### [What you are asked to do]
Return the records that follow, matching each one exactly.
[start]
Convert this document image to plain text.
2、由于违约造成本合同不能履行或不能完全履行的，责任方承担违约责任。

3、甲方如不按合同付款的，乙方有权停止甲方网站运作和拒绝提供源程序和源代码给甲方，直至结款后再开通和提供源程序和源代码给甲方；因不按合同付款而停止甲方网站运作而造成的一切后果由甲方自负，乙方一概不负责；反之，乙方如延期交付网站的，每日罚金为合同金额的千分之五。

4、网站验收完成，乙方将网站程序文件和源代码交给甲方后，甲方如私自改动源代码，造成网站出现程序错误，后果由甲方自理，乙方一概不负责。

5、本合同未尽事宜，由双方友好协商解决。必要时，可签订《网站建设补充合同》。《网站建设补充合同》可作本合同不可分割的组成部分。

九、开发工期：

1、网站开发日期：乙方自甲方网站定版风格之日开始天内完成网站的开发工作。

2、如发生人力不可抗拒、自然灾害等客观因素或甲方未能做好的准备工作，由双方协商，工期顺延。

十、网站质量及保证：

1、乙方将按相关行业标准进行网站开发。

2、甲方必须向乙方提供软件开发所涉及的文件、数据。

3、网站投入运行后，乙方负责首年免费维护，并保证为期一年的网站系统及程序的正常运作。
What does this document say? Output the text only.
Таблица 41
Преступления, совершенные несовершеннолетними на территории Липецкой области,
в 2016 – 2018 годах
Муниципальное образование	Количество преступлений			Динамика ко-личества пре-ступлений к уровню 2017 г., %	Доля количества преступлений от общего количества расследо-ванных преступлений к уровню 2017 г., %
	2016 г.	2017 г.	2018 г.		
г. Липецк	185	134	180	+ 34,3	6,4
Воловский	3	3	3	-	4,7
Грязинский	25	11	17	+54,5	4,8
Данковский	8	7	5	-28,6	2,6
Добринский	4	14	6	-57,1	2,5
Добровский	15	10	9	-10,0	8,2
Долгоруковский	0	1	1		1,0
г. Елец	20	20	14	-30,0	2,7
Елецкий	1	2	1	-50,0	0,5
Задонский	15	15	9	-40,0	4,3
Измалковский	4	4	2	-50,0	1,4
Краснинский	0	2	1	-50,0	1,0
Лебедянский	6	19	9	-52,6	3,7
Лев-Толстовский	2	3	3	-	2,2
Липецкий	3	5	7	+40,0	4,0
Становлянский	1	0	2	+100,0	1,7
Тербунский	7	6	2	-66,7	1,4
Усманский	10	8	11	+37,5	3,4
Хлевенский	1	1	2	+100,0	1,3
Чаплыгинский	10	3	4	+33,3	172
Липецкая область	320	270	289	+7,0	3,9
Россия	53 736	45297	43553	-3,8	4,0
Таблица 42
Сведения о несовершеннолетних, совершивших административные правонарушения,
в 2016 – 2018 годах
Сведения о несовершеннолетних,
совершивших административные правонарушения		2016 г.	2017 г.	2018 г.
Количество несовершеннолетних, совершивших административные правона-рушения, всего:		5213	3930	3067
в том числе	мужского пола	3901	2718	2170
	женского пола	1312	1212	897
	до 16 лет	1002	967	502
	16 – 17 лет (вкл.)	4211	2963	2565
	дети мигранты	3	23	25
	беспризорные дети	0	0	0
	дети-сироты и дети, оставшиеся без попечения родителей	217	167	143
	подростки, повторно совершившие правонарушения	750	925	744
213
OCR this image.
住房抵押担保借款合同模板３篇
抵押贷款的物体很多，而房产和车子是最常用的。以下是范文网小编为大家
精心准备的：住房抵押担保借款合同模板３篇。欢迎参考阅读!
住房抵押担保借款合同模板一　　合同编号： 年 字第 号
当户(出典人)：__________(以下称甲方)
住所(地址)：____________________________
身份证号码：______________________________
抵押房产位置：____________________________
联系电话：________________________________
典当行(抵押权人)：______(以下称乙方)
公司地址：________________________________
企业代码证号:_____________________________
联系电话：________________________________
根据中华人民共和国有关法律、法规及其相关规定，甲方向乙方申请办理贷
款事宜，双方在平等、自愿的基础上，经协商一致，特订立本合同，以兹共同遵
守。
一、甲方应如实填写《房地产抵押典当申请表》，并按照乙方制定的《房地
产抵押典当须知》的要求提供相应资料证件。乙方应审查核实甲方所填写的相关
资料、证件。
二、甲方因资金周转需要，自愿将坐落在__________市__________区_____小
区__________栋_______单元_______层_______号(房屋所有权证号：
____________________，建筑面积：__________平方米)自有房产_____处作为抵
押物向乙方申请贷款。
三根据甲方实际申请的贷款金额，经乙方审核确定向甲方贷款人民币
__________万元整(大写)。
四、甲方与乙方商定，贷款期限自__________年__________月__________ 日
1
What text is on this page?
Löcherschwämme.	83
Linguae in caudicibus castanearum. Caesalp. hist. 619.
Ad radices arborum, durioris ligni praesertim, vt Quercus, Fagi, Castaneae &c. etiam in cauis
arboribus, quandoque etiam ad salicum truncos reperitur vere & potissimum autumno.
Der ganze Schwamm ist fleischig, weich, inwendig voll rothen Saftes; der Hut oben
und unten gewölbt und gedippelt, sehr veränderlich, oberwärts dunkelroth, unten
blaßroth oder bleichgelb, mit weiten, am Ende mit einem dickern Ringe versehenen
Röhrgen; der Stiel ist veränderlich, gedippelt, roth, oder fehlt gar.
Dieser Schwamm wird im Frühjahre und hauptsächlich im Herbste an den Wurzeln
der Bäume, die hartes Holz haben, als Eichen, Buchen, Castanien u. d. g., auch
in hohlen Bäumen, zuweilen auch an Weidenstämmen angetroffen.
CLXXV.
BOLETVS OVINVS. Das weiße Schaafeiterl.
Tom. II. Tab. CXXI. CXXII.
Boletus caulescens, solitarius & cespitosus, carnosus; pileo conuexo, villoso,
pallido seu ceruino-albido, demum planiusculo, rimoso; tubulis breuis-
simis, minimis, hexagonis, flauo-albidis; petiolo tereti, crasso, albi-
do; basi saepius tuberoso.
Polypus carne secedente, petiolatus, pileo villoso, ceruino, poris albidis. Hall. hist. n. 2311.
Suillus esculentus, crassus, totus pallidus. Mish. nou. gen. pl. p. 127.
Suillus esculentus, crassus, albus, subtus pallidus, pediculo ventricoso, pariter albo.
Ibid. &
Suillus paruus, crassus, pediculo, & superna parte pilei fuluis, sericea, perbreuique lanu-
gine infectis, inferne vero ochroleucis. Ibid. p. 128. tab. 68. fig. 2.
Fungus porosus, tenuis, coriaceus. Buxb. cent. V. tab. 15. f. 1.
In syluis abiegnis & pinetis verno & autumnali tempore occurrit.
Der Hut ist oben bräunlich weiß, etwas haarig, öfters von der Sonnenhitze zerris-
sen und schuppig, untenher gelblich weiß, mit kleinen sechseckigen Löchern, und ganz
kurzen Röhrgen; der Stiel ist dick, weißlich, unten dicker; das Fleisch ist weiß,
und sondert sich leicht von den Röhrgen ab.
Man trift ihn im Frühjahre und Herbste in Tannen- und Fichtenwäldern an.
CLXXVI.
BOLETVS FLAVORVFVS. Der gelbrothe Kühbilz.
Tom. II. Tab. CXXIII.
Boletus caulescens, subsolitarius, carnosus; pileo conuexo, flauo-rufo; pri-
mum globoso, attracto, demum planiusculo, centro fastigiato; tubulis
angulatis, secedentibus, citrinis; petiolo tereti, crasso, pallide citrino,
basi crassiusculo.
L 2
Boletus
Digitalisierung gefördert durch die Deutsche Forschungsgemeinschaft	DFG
[end]
### [Right answer]
Convert this document image to plain text.
2、由于违约造成本合同不能履行或不能完全履行的，责任方承担违约责任。

3、甲方如不按合同付款的，乙方有权停止甲方网站运作和拒绝提供源程序和源代码给甲方，直至结款后再开通和提供源程序和源代码给甲方；因不按合同付款而停止甲方网站运作而造成的一切后果由甲方自负，乙方一概不负责；反之，乙方如延期交付网站的，每日罚金为合同金额的千分之五。

4、网站验收完成，乙方将网站程序文件和源代码交给甲方后，甲方如私自改动源代码，造成网站出现程序错误，后果由甲方自理，乙方一概不负责。

5、本合同未尽事宜，由双方友好协商解决。必要时，可签订《网站建设补充合同》。《网站建设补充合同》可作本合同不可分割的组成部分。

九、开发工期：

1、网站开发日期：乙方自甲方网站定版风格之日开始天内完成网站的开发工作。

2、如发生人力不可抗拒、自然灾害等客观因素或甲方未能做好的准备工作，由双方协商，工期顺延。

十、网站质量及保证：

1、乙方将按相关行业标准进行网站开发。

2、甲方必须向乙方提供软件开发所涉及的文件、数据。

3、网站投入运行后，乙方负责首年免费维护，并保证为期一年的网站系统及程序的正常运作。
What does this document say? Output the text only.
Таблица 41
Преступления, совершенные несовершеннолетними на территории Липецкой области,
в 2016 – 2018 годах
Муниципальное образование	Количество преступлений			Динамика ко-личества пре-ступлений к уровню 2017 г., %	Доля количества преступлений от общего количества расследо-ванных преступлений к уровню 2017 г., %
	2016 г.	2017 г.	2018 г.		
г. Липецк	185	134	180	+ 34,3	6,4
Воловский	3	3	3	-	4,7
Грязинский	25	11	17	+54,5	4,8
Данковский	8	7	5	-28,6	2,6
Добринский	4	14	6	-57,1	2,5
Добровский	15	10	9	-10,0	8,2
Долгоруковский	0	1	1		1,0
г. Елец	20	20	14	-30,0	2,7
Елецкий	1	2	1	-50,0	0,5
Задонский	15	15	9	-40,0	4,3
Измалковский	4	4	2	-50,0	1,4
Краснинский	0	2	1	-50,0	1,0
Лебедянский	6	19	9	-52,6	3,7
Лев-Толстовский	2	3	3	-	2,2
Липецкий	3	5	7	+40,0	4,0
Становлянский	1	0	2	+100,0	1,7
Тербунский	7	6	2	-66,7	1,4
Усманский	10	8	11	+37,5	3,4
Хлевенский	1	1	2	+100,0	1,3
Чаплыгинский	10	3	4	+33,3	172
Липецкая область	320	270	289	+7,0	3,9
Россия	53 736	45297	43553	-3,8	4,0
Таблица 42
Сведения о несовершеннолетних, совершивших административные правонарушения,
в 2016 – 2018 годах
Сведения о несовершеннолетних,
совершивших административные правонарушения		2016 г.	2017 г.	2018 г.
Количество несовершеннолетних, совершивших административные правона-рушения, всего:		5213	3930	3067
в том числе	мужского пола	3901	2718	2170
	женского пола	1312	1212	897
	до 16 лет	1002	967	502
	16 – 17 лет (вкл.)	4211	2963	2565
	дети мигранты	3	23	25
	беспризорные дети	0	0	0
	дети-сироты и дети, оставшиеся без попечения родителей	217	167	143
	подростки, повторно совершившие правонарушения	750	925	744
213
OCR this image.
住房抵押担保借款合同模板３篇
抵押贷款的物体很多，而房产和车子是最常用的。以下是范文网小编为大家
精心准备的：住房抵押担保借款合同模板３篇。欢迎参考阅读!
住房抵押担保借款合同模板一　　合同编号： 年 字第 号
当户(出典人)：__________(以下称甲方)
住所(地址)：____________________________
身份证号码：______________________________
抵押房产位置：____________________________
联系电话：________________________________
典当行(抵押权人)：______(以下称乙方)
公司地址：________________________________
企业代码证号:_____________________________
联系电话：________________________________
根据中华人民共和国有关法律、法规及其相关规定，甲方向乙方申请办理贷
款事宜，双方在平等、自愿的基础上，经协商一致，特订立本合同，以兹共同遵
守。
一、甲方应如实填写《房地产抵押典当申请表》，并按照乙方制定的《房地
产抵押典当须知》的要求提供相应资料证件。乙方应审查核实甲方所填写的相关
资料、证件。
二、甲方因资金周转需要，自愿将坐落在__________市__________区_____小
区__________栋_______单元_______层_______号(房屋所有权证号：
____________________，建筑面积：__________平方米)自有房产_____处作为抵
押物向乙方申请贷款。
三根据甲方实际申请的贷款金额，经乙方审核确定向甲方贷款人民币
__________万元整(大写)。
四、甲方与乙方商定，贷款期限自__________年__________月__________ 日
1
What text is on this page?
Löcherschwämme.	83
Linguae in caudicibus castanearum. Caesalp. hist. 619.
Ad radices arborum, durioris ligni praesertim, vt Quercus, Fagi, Castaneae &c. etiam in cauis
arboribus, quandoque etiam ad salicum truncos reperitur vere & potissimum autumno.
Der ganze Schwamm ist fleischig, weich, inwendig voll rothen Saftes; der Hut oben
und unten gewölbt und gedippelt, sehr veränderlich, oberwärts dunkelroth, unten
blaßroth oder bleichgelb, mit weiten, am Ende mit einem dickern Ringe versehenen
Röhrgen; der Stiel ist veränderlich, gedippelt, roth, oder fehlt gar.
Dieser Schwamm wird im Frühjahre und hauptsächlich im Herbste an den Wurzeln
der Bäume, die hartes Holz haben, als Eichen, Buchen, Castanien u. d. g., auch
in hohlen Bäumen, zuweilen auch an Weidenstämmen angetroffen.
CLXXV.
BOLETVS OVINVS. Das weiße Schaafeiterl.
Tom. II. Tab. CXXI. CXXII.
Boletus caulescens, solitarius & cespitosus, carnosus; pileo conuexo, villoso,
pallido seu ceruino-albido, demum planiusculo, rimoso; tubulis breuis-
simis, minimis, hexagonis, flauo-albidis; petiolo tereti, crasso, albi-
do; basi saepius tuberoso.
Polypus carne secedente, petiolatus, pileo villoso, ceruino, poris albidis. Hall. hist. n. 2311.
Suillus esculentus, crassus, totus pallidus. Mish. nou. gen. pl. p. 127.
Suillus esculentus, crassus, albus, subtus pallidus, pediculo ventricoso, pariter albo.
Ibid. &
Suillus paruus, crassus, pediculo, & superna parte pilei fuluis, sericea, perbreuique lanu-
gine infectis, inferne vero ochroleucis. Ibid. p. 128. tab. 68. fig. 2.
Fungus porosus, tenuis, coriaceus. Buxb. cent. V. tab. 15. f. 1.
In syluis abiegnis & pinetis verno & autumnali tempore occurrit.
Der Hut ist oben bräunlich weiß, etwas haarig, öfters von der Sonnenhitze zerris-
sen und schuppig, untenher gelblich weiß, mit kleinen sechseckigen Löchern, und ganz
kurzen Röhrgen; der Stiel ist dick, weißlich, unten dicker; das Fleisch ist weiß,
und sondert sich leicht von den Röhrgen ab.
Man trift ihn im Frühjahre und Herbste in Tannen- und Fichtenwäldern an.
CLXXVI.
BOLETVS FLAVORVFVS. Der gelbrothe Kühbilz.
Tom. II. Tab. CXXIII.
Boletus caulescens, subsolitarius, carnosus; pileo conuexo, flauo-rufo; pri-
mum globoso, attracto, demum planiusculo, centro fastigiato; tubulis
angulatis, secedentibus, citrinis; petiolo tereti, crasso, pallide citrino,
basi crassiusculo.
L 2
Boletus
Digitalisierung gefördert durch die Deutsche Forschungsgemeinschaft	DFG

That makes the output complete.